*AIM:* Repeat, exactly and completely, the entries shown underneath.

*EXTRACTED INFORMATION:*

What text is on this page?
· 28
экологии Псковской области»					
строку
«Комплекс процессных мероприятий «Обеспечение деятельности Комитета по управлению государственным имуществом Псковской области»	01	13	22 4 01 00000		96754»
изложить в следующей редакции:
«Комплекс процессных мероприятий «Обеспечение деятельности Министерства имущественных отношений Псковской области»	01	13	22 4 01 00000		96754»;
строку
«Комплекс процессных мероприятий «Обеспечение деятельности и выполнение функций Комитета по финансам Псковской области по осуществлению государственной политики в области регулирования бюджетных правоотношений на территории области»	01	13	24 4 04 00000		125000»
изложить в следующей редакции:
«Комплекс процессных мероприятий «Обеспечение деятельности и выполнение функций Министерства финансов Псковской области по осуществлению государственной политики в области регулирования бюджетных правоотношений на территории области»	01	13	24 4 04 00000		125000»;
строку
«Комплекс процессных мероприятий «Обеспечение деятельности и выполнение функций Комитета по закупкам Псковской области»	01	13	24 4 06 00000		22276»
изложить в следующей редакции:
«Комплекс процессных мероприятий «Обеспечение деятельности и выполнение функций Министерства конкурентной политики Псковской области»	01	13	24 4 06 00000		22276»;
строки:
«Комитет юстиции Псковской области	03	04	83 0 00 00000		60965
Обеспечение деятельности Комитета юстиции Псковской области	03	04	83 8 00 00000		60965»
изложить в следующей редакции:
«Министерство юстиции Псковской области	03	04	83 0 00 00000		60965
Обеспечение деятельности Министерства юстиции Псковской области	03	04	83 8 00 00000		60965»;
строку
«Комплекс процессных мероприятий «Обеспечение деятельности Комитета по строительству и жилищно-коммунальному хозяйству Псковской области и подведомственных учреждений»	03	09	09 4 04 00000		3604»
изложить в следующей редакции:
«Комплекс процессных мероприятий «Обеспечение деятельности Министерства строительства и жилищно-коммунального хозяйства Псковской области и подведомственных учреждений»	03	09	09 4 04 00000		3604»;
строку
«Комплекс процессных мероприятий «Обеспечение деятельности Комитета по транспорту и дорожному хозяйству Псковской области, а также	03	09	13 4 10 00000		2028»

*EXERCISE RESPONSE:*
What text is on this page?
· 28
экологии Псковской области»					
строку
«Комплекс процессных мероприятий «Обеспечение деятельности Комитета по управлению государственным имуществом Псковской области»	01	13	22 4 01 00000		96754»
изложить в следующей редакции:
«Комплекс процессных мероприятий «Обеспечение деятельности Министерства имущественных отношений Псковской области»	01	13	22 4 01 00000		96754»;
строку
«Комплекс процессных мероприятий «Обеспечение деятельности и выполнение функций Комитета по финансам Псковской области по осуществлению государственной политики в области регулирования бюджетных правоотношений на территории области»	01	13	24 4 04 00000		125000»
изложить в следующей редакции:
«Комплекс процессных мероприятий «Обеспечение деятельности и выполнение функций Министерства финансов Псковской области по осуществлению государственной политики в области регулирования бюджетных правоотношений на территории области»	01	13	24 4 04 00000		125000»;
строку
«Комплекс процессных мероприятий «Обеспечение деятельности и выполнение функций Комитета по закупкам Псковской области»	01	13	24 4 06 00000		22276»
изложить в следующей редакции:
«Комплекс процессных мероприятий «Обеспечение деятельности и выполнение функций Министерства конкурентной политики Псковской области»	01	13	24 4 06 00000		22276»;
строки:
«Комитет юстиции Псковской области	03	04	83 0 00 00000		60965
Обеспечение деятельности Комитета юстиции Псковской области	03	04	83 8 00 00000		60965»
изложить в следующей редакции:
«Министерство юстиции Псковской области	03	04	83 0 00 00000		60965
Обеспечение деятельности Министерства юстиции Псковской области	03	04	83 8 00 00000		60965»;
строку
«Комплекс процессных мероприятий «Обеспечение деятельности Комитета по строительству и жилищно-коммунальному хозяйству Псковской области и подведомственных учреждений»	03	09	09 4 04 00000		3604»
изложить в следующей редакции:
«Комплекс процессных мероприятий «Обеспечение деятельности Министерства строительства и жилищно-коммунального хозяйства Псковской области и подведомственных учреждений»	03	09	09 4 04 00000		3604»;
строку
«Комплекс процессных мероприятий «Обеспечение деятельности Комитета по транспорту и дорожному хозяйству Псковской области, а также	03	09	13 4 10 00000		2028»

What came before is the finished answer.